### TASK REQUIREMENTS
Of the lines in the listing below, how many hold "Rohstoffe"? Answer with the number only.

### RAW RECORDS
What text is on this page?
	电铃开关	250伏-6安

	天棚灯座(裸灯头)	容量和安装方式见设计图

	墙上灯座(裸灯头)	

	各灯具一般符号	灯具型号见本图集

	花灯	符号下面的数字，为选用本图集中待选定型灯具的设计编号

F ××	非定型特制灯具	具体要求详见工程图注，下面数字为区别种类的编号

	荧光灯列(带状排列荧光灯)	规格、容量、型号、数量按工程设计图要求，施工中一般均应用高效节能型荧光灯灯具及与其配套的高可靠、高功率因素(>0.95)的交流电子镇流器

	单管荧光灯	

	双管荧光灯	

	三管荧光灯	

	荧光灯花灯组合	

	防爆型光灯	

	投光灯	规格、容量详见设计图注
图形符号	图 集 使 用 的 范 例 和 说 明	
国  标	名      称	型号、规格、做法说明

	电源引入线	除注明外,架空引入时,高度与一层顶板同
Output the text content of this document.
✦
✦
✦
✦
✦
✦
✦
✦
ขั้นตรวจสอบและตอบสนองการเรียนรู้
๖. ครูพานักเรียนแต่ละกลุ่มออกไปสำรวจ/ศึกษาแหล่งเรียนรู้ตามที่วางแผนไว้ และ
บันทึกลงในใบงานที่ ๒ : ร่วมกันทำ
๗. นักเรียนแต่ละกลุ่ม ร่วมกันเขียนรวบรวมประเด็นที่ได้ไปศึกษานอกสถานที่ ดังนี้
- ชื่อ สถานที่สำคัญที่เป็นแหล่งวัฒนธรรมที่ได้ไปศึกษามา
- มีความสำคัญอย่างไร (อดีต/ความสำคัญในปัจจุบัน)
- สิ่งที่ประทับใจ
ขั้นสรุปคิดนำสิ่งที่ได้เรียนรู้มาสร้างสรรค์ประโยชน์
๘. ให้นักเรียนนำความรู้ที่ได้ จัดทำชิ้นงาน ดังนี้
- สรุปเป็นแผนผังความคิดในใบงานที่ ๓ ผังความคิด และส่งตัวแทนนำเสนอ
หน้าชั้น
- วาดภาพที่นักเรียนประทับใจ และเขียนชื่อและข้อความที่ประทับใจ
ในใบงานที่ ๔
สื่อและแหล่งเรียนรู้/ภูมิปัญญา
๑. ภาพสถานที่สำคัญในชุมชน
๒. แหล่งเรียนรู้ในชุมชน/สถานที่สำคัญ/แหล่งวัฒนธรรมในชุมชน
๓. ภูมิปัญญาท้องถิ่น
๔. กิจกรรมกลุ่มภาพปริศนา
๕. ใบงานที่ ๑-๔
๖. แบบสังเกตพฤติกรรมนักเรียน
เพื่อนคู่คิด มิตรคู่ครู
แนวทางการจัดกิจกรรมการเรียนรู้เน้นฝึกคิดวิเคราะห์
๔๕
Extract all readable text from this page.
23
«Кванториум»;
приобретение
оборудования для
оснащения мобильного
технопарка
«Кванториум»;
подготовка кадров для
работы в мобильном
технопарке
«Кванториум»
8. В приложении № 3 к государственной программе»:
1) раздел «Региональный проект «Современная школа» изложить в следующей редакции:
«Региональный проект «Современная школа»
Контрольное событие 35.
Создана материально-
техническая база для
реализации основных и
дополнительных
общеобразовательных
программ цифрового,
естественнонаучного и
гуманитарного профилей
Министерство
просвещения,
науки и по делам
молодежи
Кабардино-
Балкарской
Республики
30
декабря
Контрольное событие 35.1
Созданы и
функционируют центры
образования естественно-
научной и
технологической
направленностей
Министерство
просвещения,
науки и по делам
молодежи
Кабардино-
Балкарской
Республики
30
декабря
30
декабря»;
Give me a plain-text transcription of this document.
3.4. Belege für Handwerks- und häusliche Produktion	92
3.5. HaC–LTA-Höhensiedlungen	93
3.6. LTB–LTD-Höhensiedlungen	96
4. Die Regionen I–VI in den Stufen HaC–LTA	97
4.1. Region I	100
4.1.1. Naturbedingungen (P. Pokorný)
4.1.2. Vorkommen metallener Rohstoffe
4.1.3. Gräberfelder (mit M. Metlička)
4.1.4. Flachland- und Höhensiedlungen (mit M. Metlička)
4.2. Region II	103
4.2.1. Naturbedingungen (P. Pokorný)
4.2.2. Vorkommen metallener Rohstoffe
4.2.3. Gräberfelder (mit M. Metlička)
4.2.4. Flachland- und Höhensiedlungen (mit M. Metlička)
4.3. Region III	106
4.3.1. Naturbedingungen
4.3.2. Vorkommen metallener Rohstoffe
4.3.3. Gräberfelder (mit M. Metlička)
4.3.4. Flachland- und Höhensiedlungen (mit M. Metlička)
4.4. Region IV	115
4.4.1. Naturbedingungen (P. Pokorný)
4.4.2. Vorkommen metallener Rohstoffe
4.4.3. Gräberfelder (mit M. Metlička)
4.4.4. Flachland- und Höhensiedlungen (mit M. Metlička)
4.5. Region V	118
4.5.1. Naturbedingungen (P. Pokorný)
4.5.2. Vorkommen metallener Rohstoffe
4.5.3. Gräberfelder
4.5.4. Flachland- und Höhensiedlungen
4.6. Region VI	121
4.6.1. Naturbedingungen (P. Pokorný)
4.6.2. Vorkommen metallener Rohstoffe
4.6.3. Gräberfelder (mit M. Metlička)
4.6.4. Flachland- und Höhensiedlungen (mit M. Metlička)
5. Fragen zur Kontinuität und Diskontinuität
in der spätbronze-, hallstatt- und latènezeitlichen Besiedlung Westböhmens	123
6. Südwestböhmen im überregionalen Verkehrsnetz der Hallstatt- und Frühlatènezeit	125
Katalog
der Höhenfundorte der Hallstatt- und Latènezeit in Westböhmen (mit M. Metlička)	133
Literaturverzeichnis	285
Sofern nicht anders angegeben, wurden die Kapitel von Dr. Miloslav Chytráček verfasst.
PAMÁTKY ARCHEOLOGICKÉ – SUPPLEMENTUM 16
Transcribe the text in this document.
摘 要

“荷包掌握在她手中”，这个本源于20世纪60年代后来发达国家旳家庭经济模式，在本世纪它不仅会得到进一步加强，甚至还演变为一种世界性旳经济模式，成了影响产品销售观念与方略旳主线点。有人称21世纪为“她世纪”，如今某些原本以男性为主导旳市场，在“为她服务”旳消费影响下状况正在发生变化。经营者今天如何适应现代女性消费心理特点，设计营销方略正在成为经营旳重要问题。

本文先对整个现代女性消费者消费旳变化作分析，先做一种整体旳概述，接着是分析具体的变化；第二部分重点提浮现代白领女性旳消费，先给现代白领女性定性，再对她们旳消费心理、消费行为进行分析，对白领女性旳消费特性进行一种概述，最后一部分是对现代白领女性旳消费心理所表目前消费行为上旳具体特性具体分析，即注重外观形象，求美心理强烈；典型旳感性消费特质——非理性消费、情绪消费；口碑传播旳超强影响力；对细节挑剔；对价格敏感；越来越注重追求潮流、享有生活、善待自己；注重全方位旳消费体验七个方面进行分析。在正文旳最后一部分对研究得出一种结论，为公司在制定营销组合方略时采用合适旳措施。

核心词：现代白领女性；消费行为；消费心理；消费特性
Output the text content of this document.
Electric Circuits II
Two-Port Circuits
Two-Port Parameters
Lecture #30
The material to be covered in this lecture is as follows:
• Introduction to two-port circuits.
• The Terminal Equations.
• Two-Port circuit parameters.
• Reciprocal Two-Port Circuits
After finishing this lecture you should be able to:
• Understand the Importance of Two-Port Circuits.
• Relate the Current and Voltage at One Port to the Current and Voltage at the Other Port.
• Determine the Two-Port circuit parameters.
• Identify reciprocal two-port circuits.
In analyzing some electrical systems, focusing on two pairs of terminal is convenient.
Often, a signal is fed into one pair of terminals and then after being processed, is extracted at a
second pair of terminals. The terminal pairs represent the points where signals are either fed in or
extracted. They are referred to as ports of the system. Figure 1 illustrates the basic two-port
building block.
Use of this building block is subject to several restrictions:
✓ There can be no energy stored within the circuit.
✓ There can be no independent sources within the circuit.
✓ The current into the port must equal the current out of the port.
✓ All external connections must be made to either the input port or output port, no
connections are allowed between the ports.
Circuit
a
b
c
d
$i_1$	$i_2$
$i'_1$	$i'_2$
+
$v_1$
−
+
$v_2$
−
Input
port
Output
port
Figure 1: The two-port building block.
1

### EXERCISE ANSWER
6